#### RECORDS FOR THE EXERCISE:
┄┄┄┄┄┄

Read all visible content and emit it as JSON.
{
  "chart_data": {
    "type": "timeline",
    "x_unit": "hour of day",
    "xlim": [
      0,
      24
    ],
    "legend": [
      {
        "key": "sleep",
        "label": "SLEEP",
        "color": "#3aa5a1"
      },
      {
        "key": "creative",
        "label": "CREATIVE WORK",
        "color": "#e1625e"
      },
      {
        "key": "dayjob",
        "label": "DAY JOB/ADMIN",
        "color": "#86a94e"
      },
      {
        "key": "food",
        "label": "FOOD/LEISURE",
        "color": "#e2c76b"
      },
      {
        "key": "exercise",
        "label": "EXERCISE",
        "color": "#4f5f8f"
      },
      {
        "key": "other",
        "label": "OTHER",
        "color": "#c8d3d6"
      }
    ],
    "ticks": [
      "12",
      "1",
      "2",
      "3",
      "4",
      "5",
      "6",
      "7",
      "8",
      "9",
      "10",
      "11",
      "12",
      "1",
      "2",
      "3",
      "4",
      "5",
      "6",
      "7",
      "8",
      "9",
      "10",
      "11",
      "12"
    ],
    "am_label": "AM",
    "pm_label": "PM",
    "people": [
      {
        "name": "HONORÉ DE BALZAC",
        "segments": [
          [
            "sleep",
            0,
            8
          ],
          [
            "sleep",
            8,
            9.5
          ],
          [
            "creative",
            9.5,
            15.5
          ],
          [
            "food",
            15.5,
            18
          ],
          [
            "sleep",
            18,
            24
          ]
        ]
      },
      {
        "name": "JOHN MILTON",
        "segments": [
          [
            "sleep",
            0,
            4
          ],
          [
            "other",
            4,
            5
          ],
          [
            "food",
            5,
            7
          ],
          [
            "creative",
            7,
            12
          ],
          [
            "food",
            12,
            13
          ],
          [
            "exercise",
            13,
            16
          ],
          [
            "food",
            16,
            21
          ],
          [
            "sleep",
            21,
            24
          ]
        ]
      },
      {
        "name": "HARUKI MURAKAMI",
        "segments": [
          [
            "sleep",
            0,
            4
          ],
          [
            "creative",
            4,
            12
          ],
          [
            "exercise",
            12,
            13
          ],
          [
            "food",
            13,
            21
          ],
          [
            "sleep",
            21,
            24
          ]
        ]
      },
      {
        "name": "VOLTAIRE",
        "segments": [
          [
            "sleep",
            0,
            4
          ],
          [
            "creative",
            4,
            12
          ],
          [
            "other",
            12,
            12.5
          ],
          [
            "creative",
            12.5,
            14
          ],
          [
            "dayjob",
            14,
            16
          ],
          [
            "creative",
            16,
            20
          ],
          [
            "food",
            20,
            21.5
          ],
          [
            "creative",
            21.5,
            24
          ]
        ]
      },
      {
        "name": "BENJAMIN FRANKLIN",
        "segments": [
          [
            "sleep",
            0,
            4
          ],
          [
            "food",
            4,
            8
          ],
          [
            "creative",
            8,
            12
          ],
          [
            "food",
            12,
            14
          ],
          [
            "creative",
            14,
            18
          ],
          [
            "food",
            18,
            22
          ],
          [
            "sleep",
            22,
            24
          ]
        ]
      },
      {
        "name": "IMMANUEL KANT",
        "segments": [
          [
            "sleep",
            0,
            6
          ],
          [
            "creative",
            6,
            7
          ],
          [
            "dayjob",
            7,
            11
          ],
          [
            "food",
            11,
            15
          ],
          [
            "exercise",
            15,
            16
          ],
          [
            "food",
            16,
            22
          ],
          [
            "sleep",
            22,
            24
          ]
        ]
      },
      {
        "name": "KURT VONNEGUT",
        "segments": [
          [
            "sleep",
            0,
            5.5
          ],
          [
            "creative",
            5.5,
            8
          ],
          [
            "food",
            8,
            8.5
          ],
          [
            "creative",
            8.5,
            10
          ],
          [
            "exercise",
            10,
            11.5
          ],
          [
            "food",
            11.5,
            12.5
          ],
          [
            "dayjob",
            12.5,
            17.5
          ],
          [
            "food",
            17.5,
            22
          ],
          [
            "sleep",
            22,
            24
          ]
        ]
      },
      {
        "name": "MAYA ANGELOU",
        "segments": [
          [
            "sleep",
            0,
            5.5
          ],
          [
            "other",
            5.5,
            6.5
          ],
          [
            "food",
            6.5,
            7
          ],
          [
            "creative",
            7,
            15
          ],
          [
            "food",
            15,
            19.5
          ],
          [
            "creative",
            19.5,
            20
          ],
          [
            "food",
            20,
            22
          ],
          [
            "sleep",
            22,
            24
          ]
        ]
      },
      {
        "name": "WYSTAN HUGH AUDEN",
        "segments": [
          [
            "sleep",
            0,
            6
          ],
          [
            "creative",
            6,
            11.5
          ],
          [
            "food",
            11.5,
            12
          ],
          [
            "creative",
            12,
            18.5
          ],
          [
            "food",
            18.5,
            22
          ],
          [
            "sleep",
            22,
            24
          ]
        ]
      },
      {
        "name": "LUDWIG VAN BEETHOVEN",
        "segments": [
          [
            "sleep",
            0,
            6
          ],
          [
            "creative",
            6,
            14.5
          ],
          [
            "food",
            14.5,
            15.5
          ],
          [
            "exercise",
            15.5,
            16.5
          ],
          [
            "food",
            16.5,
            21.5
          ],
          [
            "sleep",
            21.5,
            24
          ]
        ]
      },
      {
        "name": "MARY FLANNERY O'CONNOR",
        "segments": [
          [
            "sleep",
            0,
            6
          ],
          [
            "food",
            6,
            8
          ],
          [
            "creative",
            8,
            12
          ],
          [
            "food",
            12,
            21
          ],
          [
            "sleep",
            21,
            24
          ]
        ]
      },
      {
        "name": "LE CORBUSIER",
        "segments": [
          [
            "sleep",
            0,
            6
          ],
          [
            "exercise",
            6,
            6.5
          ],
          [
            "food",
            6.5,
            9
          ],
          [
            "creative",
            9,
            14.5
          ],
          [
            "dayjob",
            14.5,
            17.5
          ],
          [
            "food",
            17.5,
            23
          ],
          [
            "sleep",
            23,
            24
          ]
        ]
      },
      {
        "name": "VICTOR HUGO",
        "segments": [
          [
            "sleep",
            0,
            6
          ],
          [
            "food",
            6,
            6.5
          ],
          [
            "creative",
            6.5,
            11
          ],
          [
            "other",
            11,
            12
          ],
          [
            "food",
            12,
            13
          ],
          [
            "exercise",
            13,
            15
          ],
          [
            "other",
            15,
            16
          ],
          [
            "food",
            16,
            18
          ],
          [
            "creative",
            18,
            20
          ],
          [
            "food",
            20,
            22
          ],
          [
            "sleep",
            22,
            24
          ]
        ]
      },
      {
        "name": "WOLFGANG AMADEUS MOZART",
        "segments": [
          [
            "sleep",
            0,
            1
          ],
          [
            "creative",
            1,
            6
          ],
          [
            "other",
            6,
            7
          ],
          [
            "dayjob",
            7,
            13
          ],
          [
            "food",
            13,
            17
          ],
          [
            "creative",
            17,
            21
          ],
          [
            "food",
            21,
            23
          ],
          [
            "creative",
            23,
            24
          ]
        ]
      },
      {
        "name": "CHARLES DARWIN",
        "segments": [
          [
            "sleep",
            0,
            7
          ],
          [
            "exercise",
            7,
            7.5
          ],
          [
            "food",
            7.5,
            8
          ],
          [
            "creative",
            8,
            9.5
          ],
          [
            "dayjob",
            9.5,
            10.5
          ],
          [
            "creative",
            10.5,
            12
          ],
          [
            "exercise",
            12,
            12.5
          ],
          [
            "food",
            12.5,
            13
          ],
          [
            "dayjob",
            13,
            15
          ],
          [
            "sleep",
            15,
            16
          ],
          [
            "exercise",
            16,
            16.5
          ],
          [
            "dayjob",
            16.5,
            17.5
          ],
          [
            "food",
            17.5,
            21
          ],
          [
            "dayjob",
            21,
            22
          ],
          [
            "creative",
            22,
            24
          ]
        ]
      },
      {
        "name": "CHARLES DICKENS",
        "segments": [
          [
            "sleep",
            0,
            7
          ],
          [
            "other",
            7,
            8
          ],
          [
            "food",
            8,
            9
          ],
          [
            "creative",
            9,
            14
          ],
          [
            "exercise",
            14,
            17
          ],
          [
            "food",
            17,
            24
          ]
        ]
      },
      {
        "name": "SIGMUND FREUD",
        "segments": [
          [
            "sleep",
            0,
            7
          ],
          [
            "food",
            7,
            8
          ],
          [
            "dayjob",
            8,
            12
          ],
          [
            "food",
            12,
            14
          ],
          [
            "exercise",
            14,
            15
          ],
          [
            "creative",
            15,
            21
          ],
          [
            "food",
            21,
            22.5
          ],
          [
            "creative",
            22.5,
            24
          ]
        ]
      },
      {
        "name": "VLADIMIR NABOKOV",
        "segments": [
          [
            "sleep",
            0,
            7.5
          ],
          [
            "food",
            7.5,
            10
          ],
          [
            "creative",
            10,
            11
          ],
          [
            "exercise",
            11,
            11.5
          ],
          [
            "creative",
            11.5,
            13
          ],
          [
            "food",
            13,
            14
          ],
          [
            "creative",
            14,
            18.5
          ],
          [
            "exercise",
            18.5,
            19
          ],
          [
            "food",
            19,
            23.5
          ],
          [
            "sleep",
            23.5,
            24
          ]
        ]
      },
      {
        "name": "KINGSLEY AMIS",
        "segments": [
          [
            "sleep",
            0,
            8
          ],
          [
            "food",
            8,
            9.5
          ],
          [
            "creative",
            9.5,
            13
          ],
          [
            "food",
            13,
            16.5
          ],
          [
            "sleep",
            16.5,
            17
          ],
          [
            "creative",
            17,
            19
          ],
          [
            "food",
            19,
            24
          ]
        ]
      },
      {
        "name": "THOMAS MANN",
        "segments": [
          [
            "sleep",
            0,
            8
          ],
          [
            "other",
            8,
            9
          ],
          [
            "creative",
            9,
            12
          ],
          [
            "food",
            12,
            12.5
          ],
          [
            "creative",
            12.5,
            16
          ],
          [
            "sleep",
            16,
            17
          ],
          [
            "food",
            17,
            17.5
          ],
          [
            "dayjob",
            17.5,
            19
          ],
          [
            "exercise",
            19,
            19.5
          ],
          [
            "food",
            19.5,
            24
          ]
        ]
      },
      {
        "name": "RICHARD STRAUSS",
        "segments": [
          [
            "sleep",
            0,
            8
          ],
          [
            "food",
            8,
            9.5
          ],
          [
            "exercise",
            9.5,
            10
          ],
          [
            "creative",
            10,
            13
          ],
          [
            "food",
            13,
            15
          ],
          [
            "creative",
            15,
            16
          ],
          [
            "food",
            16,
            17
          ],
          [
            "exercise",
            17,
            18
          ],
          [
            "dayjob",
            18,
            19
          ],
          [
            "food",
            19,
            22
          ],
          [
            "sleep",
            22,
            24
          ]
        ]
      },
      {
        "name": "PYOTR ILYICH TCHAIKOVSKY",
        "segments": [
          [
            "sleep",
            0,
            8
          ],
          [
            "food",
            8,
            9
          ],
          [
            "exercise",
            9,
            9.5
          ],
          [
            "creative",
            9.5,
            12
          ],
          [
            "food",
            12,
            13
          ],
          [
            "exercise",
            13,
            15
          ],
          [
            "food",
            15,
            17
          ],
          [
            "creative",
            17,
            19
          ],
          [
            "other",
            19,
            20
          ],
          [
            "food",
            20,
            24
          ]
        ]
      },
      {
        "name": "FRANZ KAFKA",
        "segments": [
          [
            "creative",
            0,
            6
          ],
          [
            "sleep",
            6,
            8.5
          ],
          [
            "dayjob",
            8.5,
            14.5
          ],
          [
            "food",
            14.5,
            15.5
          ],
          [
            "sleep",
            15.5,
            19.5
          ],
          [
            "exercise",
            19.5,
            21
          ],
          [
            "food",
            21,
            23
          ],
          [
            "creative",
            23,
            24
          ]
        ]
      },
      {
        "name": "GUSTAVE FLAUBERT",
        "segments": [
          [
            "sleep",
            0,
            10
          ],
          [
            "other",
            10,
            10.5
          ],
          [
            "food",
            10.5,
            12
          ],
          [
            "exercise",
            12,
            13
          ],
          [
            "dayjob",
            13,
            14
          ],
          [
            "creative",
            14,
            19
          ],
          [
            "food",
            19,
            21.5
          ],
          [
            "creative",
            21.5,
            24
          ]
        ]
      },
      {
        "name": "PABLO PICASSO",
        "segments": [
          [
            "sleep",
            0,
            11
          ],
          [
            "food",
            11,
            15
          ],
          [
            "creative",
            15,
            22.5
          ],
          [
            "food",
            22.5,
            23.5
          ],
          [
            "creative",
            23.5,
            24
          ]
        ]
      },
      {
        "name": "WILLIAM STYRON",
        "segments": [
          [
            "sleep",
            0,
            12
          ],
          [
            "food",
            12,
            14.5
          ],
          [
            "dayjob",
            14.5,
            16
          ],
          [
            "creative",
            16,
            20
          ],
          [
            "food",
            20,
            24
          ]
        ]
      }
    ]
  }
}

┄┄┄┄┄┄

#### AIM OF THE TASK:
Among the entries, how many lines contain the string "color"? Give the number without anything else.

#### TASK SOLUTION:
6